In the material below, find every line with "Puech" and pull it out.

## Dataset rows
>> START

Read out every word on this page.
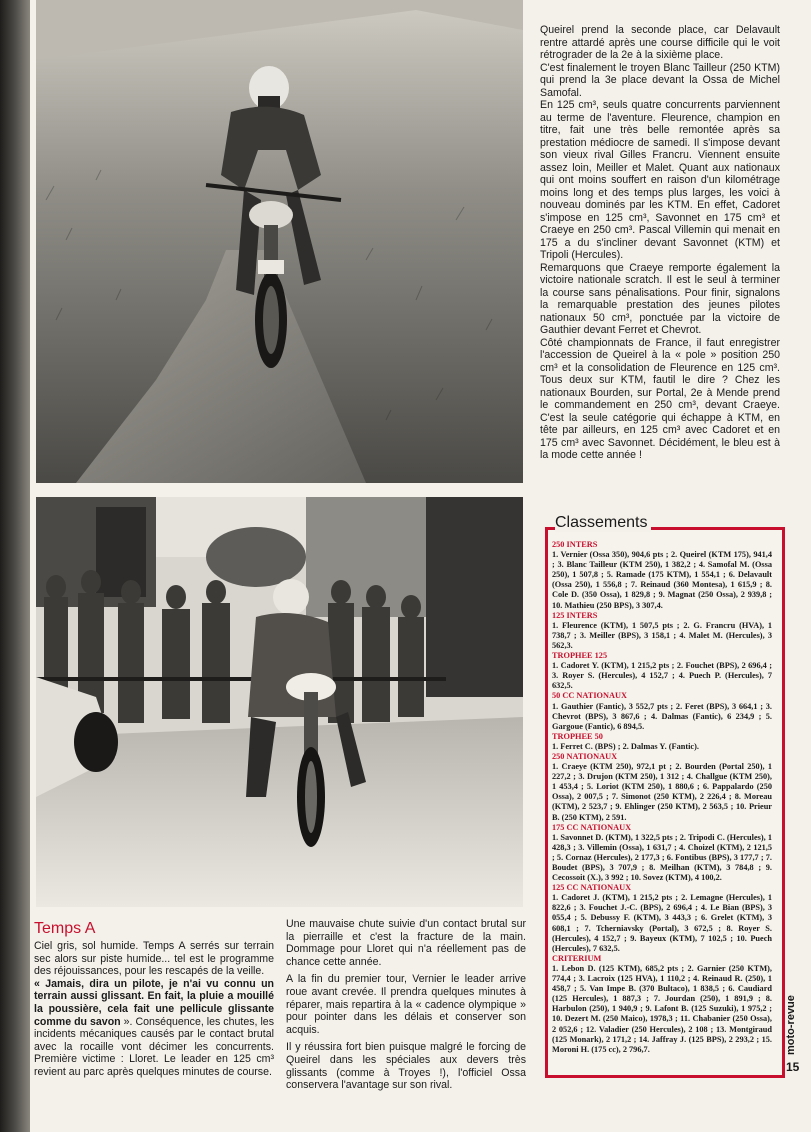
Queirel prend la seconde place, car Delavault rentre attardé après une course difficile qui le voit rétrograder de la 2e à la sixième place.

C'est finalement le troyen Blanc Tailleur (250 KTM) qui prend la 3e place devant la Ossa de Michel Samofal.

En 125 cm³, seuls quatre concurrents parviennent au terme de l'aventure. Fleurence, champion en titre, fait une très belle remontée après sa prestation médiocre de samedi. Il s'impose devant son vieux rival Gilles Francru. Viennent ensuite assez loin, Meiller et Malet. Quant aux nationaux qui ont moins souffert en raison d'un kilométrage moins long et des temps plus larges, les voici à nouveau dominés par les KTM. En effet, Cadoret s'impose en 125 cm³, Savonnet en 175 cm³ et Craeye en 250 cm³. Pascal Villemin qui menait en 175 a du s'incliner devant Savonnet (KTM) et Tripoli (Hercules).

Remarquons que Craeye remporte également la victoire nationale scratch. Il est le seul à terminer la course sans pénalisations. Pour finir, signalons la remarquable prestation des jeunes pilotes nationaux 50 cm³, ponctuée par la victoire de Gauthier devant Ferret et Chevrot.

Côté championnats de France, il faut enregistrer l'accession de Queirel à la « pole » position 250 cm³ et la consolidation de Fleurence en 125 cm³. Tous deux sur KTM, fautil le dire ? Chez les nationaux Bourden, sur Portal, 2e à Mende prend le commandement en 250 cm³, devant Craeye. C'est la seule catégorie qui échappe à KTM, en tête par ailleurs, en 125 cm³ avec Cadoret et en 175 cm³ avec Savonnet. Décidément, le bleu est à la mode cette année !

Temps A

Ciel gris, sol humide. Temps A serrés sur terrain sec alors sur piste humide... tel est le programme des réjouissances, pour les rescapés de la veille.

« Jamais, dira un pilote, je n'ai vu connu un terrain aussi glissant. En fait, la pluie a mouillé la poussière, cela fait une pellicule glissante comme du savon ». Conséquence, les chutes, les incidents mécaniques causés par le contact brutal avec la rocaille vont décimer les concurrents. Première victime : Lloret. Le leader en 125 cm³ revient au parc après quelques minutes de course.

Une mauvaise chute suivie d'un contact brutal sur la pierraille et c'est la fracture de la main. Dommage pour Lloret qui n'a réellement pas de chance cette année.

A la fin du premier tour, Vernier le leader arrive roue avant crevée. Il prendra quelques minutes à réparer, mais repartira à la « cadence olympique » pour pointer dans les délais et conserver son acquis.

Il y réussira fort bien puisque malgré le forcing de Queirel dans les spéciales aux devers très glissants (comme à Troyes !), l'officiel Ossa conservera l'avantage sur son rival.

Classements
250 INTERS
1. Vernier (Ossa 350), 904,6 pts ; 2. Queirel (KTM 175), 941,4 ; 3. Blanc Tailleur (KTM 250), 1 382,2 ; 4. Samofal M. (Ossa 250), 1 507,8 ; 5. Ramade (175 KTM), 1 554,1 ; 6. Delavault (Ossa 250), 1 556,8 ; 7. Reinaud (360 Montesa), 1 615,9 ; 8. Cole D. (350 Ossa), 1 829,8 ; 9. Magnat (250 Ossa), 2 939,8 ; 10. Mathieu (250 BPS), 3 307,4.
125 INTERS
1. Fleurence (KTM), 1 507,5 pts ; 2. G. Francru (HVA), 1 738,7 ; 3. Meiller (BPS), 3 158,1 ; 4. Malet M. (Hercules), 3 562,3.
TROPHEE 125
1. Cadoret Y. (KTM), 1 215,2 pts ; 2. Fouchet (BPS), 2 696,4 ; 3. Royer S. (Hercules), 4 152,7 ; 4. Puech P. (Hercules), 7 632,5.
50 CC NATIONAUX
1. Gauthier (Fantic), 3 552,7 pts ; 2. Feret (BPS), 3 664,1 ; 3. Chevrot (BPS), 3 867,6 ; 4. Dalmas (Fantic), 6 234,9 ; 5. Gargoue (Fantic), 6 894,5.
TROPHEE 50
1. Ferret C. (BPS) ; 2. Dalmas Y. (Fantic).
250 NATIONAUX
1. Craeye (KTM 250), 972,1 pt ; 2. Bourden (Portal 250), 1 227,2 ; 3. Drujon (KTM 250), 1 312 ; 4. Challgue (KTM 250), 1 453,4 ; 5. Loriot (KTM 250), 1 880,6 ; 6. Pappalardo (250 Ossa), 2 007,5 ; 7. Simonot (250 KTM), 2 226,4 ; 8. Moreau (KTM), 2 523,7 ; 9. Ehlinger (250 KTM), 2 563,5 ; 10. Prieur B. (250 KTM), 2 591.
175 CC NATIONAUX
1. Savonnet D. (KTM), 1 322,5 pts ; 2. Tripodi C. (Hercules), 1 428,3 ; 3. Villemin (Ossa), 1 631,7 ; 4. Choizel (KTM), 2 121,5 ; 5. Cornaz (Hercules), 2 177,3 ; 6. Fontibus (BPS), 3 177,7 ; 7. Boudet (BPS), 3 707,9 ; 8. Meilhan (KTM), 3 784,8 ; 9. Cecossoit (X.), 3 992 ; 10. Sovez (KTM), 4 100,2.
125 CC NATIONAUX
1. Cadoret J. (KTM), 1 215,2 pts ; 2. Lemagne (Hercules), 1 822,6 ; 3. Fouchet J.-C. (BPS), 2 696,4 ; 4. Le Bian (BPS), 3 055,4 ; 5. Debussy F. (KTM), 3 443,3 ; 6. Grelet (KTM), 3 608,1 ; 7. Tcherniavsky (Portal), 3 672,5 ; 8. Royer S. (Hercules), 4 152,7 ; 9. Bayeux (KTM), 7 102,5 ; 10. Puech (Hercules), 7 632,5.
CRITERIUM
1. Lebon D. (125 KTM), 685,2 pts ; 2. Garnier (250 KTM), 774,4 ; 3. Lacroix (125 HVA), 1 110,2 ; 4. Reinaud R. (250), 1 458,7 ; 5. Van Impe B. (370 Bultaco), 1 838,5 ; 6. Caudiard (125 Hercules), 1 887,3 ; 7. Jourdan (250), 1 891,9 ; 8. Harbulon (250), 1 940,9 ; 9. Lafont B. (125 Suzuki), 1 975,2 ; 10. Dezert M. (250 Maico), 1978,3 ; 11. Chabanier (250 Ossa), 2 052,6 ; 12. Valadier (250 Hercules), 2 108 ; 13. Montgiraud (125 Monark), 2 171,2 ; 14. Jaffray J. (125 BPS), 2 293,2 ; 15. Moroni H. (175 cc), 2 796,7.	moto-revue
15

>> END

## SOLVED EXERCISE
1. Cadoret Y. (KTM), 1 215,2 pts ; 2. Fouchet (BPS), 2 696,4 ; 3. Royer S. (Hercules), 4 152,7 ; 4. Puech P. (Hercules), 7 632,5.
1. Cadoret J. (KTM), 1 215,2 pts ; 2. Lemagne (Hercules), 1 822,6 ; 3. Fouchet J.-C. (BPS), 2 696,4 ; 4. Le Bian (BPS), 3 055,4 ; 5. Debussy F. (KTM), 3 443,3 ; 6. Grelet (KTM), 3 608,1 ; 7. Tcherniavsky (Portal), 3 672,5 ; 8. Royer S. (Hercules), 4 152,7 ; 9. Bayeux (KTM), 7 102,5 ; 10. Puech (Hercules), 7 632,5.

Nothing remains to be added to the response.